__Tareas__:
1) Traduce al inglés esta oración del texto sobre los pinchazos clandestinos: "Los expertos señalan, además, una posible escasa duración de los efectos, si es que se producen reacciones."
2) Responde brevemente a estas preguntas sobre el texto de los pinchazos clandestinos:
(a) ¿En qué lugares se administran los pinchazos?
(b) ¿Quiénes son generalmente las personas que los sufren?
(c) ¿Qué podría derivarse de utilizar la misma aguja en todos los casos?

__Texto__:
Pinchazos clandestinos

Con los pinchazos clandestinos acaso no se busque la sumisión, sino provocar alarma y miedo

La administración clandestina de pinchazos, aprovechando el descuido o el baile en discotecas, salas de fiesta u otros lugares de ocio nocturno, está ocupando la actualidad, aunque no como serpiente de verano. Hasta el momento, resultan muy escasas las ocasiones en que el resultado sea provocar una "sumisión química" o robar a las afectadas, ya que son generalmente mujeres las que sufren este ya considerado, en sí mismo, como delito de lesiones. Alguna sintomatología parece asociada a los pinchazos e incluso pudieran provocarse contagios derivados de utilizar la misma aguja en todos los casos. Los expertos señalan, además, una posible escasa duración de los efectos, si es que se producen reacciones. ¿Qué se pretende, entonces, con estas disimuladas lesiones, aguja mediante?

__Datos__:

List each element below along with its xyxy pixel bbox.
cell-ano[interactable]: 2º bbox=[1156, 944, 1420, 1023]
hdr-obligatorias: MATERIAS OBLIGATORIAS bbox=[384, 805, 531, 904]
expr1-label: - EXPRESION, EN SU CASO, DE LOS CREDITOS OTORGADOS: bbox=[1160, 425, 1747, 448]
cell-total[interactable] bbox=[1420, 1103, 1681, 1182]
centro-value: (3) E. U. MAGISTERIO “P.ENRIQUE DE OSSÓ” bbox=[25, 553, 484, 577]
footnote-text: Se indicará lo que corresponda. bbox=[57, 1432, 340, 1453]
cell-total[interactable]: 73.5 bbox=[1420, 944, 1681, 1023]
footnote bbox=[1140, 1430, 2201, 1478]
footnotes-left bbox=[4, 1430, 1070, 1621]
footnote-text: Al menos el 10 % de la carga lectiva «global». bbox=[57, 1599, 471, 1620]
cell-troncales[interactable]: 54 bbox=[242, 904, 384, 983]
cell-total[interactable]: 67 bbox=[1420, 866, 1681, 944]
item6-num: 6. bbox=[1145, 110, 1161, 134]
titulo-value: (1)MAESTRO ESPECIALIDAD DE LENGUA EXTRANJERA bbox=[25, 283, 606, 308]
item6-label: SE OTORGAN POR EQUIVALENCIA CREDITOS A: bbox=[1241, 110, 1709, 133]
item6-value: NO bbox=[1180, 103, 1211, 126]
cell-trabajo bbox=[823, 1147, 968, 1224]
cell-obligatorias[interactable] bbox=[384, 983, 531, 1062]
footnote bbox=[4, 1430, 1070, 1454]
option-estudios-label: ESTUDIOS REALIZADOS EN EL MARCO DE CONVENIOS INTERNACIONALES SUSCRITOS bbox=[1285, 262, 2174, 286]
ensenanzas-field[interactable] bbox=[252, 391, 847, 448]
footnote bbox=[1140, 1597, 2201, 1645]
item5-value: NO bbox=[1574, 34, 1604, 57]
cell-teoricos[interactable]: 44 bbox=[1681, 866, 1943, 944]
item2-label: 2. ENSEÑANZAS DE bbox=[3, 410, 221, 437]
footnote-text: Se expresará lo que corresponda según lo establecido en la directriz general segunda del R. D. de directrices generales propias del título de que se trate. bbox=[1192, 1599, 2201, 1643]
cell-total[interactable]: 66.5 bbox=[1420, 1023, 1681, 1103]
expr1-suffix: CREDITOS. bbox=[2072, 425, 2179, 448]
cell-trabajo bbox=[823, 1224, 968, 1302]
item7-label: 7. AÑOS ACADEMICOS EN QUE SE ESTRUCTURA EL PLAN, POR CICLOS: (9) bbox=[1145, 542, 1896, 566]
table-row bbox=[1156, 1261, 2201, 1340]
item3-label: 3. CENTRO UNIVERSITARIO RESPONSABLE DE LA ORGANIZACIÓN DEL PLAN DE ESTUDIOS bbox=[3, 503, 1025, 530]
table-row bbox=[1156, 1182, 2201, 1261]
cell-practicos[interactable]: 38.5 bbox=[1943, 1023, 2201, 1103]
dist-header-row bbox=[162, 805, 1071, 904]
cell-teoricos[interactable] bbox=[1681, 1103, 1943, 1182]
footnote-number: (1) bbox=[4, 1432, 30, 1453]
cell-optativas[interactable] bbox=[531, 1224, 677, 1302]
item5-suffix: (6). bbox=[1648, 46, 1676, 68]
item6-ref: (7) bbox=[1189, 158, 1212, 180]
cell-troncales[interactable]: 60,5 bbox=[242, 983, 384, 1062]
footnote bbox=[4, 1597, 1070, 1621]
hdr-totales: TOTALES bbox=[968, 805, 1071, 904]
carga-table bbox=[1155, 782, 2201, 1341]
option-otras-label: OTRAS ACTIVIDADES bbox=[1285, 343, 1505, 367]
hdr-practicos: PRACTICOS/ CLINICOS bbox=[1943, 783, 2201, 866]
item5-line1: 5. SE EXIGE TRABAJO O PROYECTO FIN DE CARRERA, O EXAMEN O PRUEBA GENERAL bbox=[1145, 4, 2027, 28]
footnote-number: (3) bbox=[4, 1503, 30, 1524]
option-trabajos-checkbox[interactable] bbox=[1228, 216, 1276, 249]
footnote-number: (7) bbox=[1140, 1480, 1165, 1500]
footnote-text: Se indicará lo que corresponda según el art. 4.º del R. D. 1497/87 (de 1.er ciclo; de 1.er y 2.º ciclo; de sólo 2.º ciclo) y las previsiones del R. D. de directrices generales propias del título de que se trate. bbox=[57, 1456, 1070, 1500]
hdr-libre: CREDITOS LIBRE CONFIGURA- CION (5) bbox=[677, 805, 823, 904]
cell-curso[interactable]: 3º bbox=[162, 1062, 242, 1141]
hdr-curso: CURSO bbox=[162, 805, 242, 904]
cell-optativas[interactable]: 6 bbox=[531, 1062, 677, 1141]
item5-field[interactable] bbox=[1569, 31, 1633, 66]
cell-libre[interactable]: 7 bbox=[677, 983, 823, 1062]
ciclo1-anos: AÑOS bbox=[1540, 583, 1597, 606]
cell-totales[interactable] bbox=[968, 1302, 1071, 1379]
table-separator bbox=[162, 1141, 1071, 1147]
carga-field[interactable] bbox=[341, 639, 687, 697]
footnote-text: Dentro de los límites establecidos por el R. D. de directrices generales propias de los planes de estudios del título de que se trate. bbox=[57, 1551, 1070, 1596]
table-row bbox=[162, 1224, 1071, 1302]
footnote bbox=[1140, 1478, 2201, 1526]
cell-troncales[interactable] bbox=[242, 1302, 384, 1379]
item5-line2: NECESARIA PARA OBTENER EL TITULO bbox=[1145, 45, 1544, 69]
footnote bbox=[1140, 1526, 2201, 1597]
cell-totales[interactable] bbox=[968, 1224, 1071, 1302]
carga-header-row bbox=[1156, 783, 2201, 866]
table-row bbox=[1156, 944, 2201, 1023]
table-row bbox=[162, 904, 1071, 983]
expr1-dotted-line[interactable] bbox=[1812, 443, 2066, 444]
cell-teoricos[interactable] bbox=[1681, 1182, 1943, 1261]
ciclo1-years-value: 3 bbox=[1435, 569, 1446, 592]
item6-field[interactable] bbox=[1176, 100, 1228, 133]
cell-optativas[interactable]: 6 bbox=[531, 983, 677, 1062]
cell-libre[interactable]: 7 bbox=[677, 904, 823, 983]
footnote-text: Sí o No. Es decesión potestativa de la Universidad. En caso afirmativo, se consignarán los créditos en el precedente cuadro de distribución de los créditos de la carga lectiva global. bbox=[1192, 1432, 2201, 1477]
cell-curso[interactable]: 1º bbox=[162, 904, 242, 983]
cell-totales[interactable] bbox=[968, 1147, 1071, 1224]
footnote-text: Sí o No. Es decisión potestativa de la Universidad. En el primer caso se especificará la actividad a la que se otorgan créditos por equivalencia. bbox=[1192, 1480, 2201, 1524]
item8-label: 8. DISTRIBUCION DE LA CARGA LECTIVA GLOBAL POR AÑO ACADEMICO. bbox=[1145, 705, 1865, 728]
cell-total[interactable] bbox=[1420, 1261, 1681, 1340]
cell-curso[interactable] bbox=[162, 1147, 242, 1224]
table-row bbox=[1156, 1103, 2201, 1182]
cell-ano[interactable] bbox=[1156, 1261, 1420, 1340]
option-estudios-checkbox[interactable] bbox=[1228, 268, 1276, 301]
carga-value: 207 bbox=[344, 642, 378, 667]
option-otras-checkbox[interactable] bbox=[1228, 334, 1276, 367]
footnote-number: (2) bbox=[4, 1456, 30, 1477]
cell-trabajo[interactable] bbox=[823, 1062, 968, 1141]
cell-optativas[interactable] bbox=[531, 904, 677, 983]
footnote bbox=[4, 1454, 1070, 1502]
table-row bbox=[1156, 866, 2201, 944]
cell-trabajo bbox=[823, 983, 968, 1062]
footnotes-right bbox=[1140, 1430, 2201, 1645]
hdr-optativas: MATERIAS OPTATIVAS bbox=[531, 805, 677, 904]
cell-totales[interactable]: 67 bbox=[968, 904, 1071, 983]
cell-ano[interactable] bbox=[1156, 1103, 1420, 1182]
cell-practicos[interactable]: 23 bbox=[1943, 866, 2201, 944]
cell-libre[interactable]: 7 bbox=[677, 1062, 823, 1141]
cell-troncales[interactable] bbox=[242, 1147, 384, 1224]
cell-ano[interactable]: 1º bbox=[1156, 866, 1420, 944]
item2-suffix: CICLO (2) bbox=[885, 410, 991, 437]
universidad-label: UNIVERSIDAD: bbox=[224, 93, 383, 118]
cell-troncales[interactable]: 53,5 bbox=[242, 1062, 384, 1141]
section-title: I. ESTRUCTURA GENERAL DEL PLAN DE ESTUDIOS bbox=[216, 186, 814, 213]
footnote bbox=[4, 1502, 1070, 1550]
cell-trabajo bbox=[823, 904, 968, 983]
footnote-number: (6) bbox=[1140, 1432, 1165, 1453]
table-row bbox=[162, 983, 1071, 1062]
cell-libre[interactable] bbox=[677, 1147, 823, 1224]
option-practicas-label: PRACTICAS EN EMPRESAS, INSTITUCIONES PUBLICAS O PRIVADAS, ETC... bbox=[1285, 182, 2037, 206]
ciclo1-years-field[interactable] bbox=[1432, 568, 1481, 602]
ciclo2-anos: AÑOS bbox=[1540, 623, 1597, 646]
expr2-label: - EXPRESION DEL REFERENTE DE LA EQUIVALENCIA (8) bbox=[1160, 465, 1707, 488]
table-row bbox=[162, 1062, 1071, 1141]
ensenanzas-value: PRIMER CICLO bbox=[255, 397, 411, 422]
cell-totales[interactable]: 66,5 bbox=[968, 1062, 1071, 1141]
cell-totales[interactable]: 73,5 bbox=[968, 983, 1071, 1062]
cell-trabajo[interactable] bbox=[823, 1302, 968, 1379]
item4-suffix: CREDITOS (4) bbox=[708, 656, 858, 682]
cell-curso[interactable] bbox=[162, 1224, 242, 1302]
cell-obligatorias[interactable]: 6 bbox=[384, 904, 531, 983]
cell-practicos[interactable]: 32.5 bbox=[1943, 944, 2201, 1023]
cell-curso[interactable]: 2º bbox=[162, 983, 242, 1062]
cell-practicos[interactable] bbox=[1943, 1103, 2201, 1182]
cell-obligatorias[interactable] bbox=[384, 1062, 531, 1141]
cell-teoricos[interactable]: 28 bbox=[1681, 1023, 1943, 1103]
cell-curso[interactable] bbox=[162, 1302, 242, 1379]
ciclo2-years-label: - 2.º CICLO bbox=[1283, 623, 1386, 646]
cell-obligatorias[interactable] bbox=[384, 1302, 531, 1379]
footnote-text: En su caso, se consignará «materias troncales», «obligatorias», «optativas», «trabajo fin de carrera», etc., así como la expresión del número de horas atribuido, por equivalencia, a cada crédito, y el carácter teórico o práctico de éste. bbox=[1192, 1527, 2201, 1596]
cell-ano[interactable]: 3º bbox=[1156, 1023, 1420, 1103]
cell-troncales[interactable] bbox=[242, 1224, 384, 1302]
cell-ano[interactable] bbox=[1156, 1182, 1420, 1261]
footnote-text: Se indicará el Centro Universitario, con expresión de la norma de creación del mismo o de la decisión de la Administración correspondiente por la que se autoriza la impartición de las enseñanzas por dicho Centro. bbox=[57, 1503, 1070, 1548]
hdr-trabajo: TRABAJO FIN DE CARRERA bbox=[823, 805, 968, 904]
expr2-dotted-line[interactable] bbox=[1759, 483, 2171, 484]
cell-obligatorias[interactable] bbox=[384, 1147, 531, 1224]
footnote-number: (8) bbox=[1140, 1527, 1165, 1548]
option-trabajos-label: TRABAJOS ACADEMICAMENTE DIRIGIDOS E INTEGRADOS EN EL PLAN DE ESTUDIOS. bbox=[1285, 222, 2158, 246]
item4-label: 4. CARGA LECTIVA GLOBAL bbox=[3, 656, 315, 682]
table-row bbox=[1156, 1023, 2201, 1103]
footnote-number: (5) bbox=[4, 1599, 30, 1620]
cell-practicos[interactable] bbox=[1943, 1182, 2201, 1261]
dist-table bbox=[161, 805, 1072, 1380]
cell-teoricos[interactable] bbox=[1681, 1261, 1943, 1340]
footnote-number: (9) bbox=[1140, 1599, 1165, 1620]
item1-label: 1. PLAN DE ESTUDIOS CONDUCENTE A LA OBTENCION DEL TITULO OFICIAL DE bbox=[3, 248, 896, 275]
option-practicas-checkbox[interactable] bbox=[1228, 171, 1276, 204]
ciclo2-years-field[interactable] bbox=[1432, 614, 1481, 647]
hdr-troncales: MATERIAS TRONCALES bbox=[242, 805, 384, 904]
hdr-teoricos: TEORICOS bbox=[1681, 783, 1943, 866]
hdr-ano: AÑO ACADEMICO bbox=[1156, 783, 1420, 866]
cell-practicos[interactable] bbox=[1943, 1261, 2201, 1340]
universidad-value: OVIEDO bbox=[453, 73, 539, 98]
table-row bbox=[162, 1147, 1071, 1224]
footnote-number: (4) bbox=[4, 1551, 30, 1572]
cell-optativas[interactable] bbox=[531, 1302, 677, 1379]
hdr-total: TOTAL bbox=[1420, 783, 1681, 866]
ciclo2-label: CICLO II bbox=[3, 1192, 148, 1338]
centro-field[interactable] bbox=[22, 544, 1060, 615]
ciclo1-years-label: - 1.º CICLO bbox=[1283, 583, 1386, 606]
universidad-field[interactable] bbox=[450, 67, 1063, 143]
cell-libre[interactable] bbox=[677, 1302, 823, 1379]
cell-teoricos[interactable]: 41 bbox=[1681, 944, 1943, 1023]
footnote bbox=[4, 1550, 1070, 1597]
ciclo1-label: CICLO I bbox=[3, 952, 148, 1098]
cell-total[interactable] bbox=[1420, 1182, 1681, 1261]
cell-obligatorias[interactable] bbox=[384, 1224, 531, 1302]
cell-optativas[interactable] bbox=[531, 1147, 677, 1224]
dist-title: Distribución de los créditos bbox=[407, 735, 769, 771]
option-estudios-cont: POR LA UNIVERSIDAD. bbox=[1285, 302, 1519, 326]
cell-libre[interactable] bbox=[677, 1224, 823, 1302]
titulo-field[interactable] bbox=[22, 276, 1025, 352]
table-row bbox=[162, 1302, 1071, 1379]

__Respuestas__:
1) Experts also point to a possibly short duration of the effects, if any reactions occur at all.

2)
(a) En discotecas, salas de fiesta u otros lugares de ocio nocturno.
(b) Generalmente, mujeres.
(c) Contagios.